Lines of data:
++++++++++
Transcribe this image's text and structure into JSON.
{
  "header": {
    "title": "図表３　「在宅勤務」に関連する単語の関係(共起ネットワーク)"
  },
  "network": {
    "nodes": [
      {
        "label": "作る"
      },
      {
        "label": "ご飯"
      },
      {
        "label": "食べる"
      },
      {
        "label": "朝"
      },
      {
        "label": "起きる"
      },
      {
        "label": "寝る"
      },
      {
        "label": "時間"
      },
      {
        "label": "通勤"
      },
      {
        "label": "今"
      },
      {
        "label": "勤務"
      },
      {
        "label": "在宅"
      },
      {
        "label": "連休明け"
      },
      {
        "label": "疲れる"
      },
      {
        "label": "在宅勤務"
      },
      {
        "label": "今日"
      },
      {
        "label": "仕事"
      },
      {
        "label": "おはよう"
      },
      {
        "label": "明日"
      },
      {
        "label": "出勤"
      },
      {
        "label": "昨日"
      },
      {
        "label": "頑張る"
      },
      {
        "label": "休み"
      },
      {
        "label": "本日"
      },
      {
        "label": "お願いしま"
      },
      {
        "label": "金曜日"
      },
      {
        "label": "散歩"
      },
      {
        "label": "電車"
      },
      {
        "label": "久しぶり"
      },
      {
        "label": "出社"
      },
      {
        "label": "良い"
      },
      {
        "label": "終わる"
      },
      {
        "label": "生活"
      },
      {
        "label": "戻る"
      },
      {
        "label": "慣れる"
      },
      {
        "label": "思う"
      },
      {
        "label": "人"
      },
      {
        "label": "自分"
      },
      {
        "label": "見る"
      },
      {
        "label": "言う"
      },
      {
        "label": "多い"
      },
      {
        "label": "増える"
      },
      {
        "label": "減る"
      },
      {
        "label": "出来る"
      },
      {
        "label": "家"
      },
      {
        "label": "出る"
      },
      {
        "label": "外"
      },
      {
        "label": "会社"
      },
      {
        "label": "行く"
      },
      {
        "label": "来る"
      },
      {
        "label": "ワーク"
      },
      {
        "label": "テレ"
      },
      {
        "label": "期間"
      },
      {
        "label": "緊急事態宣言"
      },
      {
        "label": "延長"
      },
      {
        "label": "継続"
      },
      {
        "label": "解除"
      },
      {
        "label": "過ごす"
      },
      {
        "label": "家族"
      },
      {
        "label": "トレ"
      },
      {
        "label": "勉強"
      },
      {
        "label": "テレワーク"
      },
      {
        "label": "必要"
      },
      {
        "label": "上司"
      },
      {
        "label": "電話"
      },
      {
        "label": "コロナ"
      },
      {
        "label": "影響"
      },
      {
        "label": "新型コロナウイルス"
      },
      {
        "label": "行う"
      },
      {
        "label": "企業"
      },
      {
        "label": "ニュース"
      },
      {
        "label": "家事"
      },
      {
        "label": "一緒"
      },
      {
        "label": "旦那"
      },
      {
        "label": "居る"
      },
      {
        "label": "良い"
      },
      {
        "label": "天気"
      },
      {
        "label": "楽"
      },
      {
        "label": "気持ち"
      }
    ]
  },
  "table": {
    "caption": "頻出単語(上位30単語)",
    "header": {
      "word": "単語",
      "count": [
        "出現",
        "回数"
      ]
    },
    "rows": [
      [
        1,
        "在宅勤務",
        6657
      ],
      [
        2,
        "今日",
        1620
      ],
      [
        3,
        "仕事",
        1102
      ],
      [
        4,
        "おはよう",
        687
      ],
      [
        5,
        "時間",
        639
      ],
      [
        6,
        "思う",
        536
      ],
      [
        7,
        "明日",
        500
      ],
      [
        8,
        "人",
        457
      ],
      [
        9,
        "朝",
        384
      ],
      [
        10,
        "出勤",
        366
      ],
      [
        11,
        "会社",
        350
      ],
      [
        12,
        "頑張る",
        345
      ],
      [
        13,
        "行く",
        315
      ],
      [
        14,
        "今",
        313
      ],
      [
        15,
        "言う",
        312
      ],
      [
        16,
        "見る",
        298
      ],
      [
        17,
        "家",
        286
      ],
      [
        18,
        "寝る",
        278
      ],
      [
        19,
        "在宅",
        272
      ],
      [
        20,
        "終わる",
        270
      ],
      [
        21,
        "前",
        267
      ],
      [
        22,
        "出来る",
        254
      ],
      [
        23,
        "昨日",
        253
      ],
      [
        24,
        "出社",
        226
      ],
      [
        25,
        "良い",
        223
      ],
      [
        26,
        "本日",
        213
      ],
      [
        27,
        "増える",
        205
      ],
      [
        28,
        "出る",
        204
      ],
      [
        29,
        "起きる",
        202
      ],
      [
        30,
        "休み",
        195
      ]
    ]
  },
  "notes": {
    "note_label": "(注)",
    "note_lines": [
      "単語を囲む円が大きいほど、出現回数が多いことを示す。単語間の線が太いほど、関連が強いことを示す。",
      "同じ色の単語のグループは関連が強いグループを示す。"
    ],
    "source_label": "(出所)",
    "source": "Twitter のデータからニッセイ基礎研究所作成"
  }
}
++++++++++
## What this task involves
Reproduce the material above exactly; please quote every line of it.

## Task output
Transcribe this image's text and structure into JSON.
{
  "header": {
    "title": "図表３　「在宅勤務」に関連する単語の関係(共起ネットワーク)"
  },
  "network": {
    "nodes": [
      {
        "label": "作る"
      },
      {
        "label": "ご飯"
      },
      {
        "label": "食べる"
      },
      {
        "label": "朝"
      },
      {
        "label": "起きる"
      },
      {
        "label": "寝る"
      },
      {
        "label": "時間"
      },
      {
        "label": "通勤"
      },
      {
        "label": "今"
      },
      {
        "label": "勤務"
      },
      {
        "label": "在宅"
      },
      {
        "label": "連休明け"
      },
      {
        "label": "疲れる"
      },
      {
        "label": "在宅勤務"
      },
      {
        "label": "今日"
      },
      {
        "label": "仕事"
      },
      {
        "label": "おはよう"
      },
      {
        "label": "明日"
      },
      {
        "label": "出勤"
      },
      {
        "label": "昨日"
      },
      {
        "label": "頑張る"
      },
      {
        "label": "休み"
      },
      {
        "label": "本日"
      },
      {
        "label": "お願いしま"
      },
      {
        "label": "金曜日"
      },
      {
        "label": "散歩"
      },
      {
        "label": "電車"
      },
      {
        "label": "久しぶり"
      },
      {
        "label": "出社"
      },
      {
        "label": "良い"
      },
      {
        "label": "終わる"
      },
      {
        "label": "生活"
      },
      {
        "label": "戻る"
      },
      {
        "label": "慣れる"
      },
      {
        "label": "思う"
      },
      {
        "label": "人"
      },
      {
        "label": "自分"
      },
      {
        "label": "見る"
      },
      {
        "label": "言う"
      },
      {
        "label": "多い"
      },
      {
        "label": "増える"
      },
      {
        "label": "減る"
      },
      {
        "label": "出来る"
      },
      {
        "label": "家"
      },
      {
        "label": "出る"
      },
      {
        "label": "外"
      },
      {
        "label": "会社"
      },
      {
        "label": "行く"
      },
      {
        "label": "来る"
      },
      {
        "label": "ワーク"
      },
      {
        "label": "テレ"
      },
      {
        "label": "期間"
      },
      {
        "label": "緊急事態宣言"
      },
      {
        "label": "延長"
      },
      {
        "label": "継続"
      },
      {
        "label": "解除"
      },
      {
        "label": "過ごす"
      },
      {
        "label": "家族"
      },
      {
        "label": "トレ"
      },
      {
        "label": "勉強"
      },
      {
        "label": "テレワーク"
      },
      {
        "label": "必要"
      },
      {
        "label": "上司"
      },
      {
        "label": "電話"
      },
      {
        "label": "コロナ"
      },
      {
        "label": "影響"
      },
      {
        "label": "新型コロナウイルス"
      },
      {
        "label": "行う"
      },
      {
        "label": "企業"
      },
      {
        "label": "ニュース"
      },
      {
        "label": "家事"
      },
      {
        "label": "一緒"
      },
      {
        "label": "旦那"
      },
      {
        "label": "居る"
      },
      {
        "label": "良い"
      },
      {
        "label": "天気"
      },
      {
        "label": "楽"
      },
      {
        "label": "気持ち"
      }
    ]
  },
  "table": {
    "caption": "頻出単語(上位30単語)",
    "header": {
      "word": "単語",
      "count": [
        "出現",
        "回数"
      ]
    },
    "rows": [
      [
        1,
        "在宅勤務",
        6657
      ],
      [
        2,
        "今日",
        1620
      ],
      [
        3,
        "仕事",
        1102
      ],
      [
        4,
        "おはよう",
        687
      ],
      [
        5,
        "時間",
        639
      ],
      [
        6,
        "思う",
        536
      ],
      [
        7,
        "明日",
        500
      ],
      [
        8,
        "人",
        457
      ],
      [
        9,
        "朝",
        384
      ],
      [
        10,
        "出勤",
        366
      ],
      [
        11,
        "会社",
        350
      ],
      [
        12,
        "頑張る",
        345
      ],
      [
        13,
        "行く",
        315
      ],
      [
        14,
        "今",
        313
      ],
      [
        15,
        "言う",
        312
      ],
      [
        16,
        "見る",
        298
      ],
      [
        17,
        "家",
        286
      ],
      [
        18,
        "寝る",
        278
      ],
      [
        19,
        "在宅",
        272
      ],
      [
        20,
        "終わる",
        270
      ],
      [
        21,
        "前",
        267
      ],
      [
        22,
        "出来る",
        254
      ],
      [
        23,
        "昨日",
        253
      ],
      [
        24,
        "出社",
        226
      ],
      [
        25,
        "良い",
        223
      ],
      [
        26,
        "本日",
        213
      ],
      [
        27,
        "増える",
        205
      ],
      [
        28,
        "出る",
        204
      ],
      [
        29,
        "起きる",
        202
      ],
      [
        30,
        "休み",
        195
      ]
    ]
  },
  "notes": {
    "note_label": "(注)",
    "note_lines": [
      "単語を囲む円が大きいほど、出現回数が多いことを示す。単語間の線が太いほど、関連が強いことを示す。",
      "同じ色の単語のグループは関連が強いグループを示す。"
    ],
    "source_label": "(出所)",
    "source": "Twitter のデータからニッセイ基礎研究所作成"
  }
}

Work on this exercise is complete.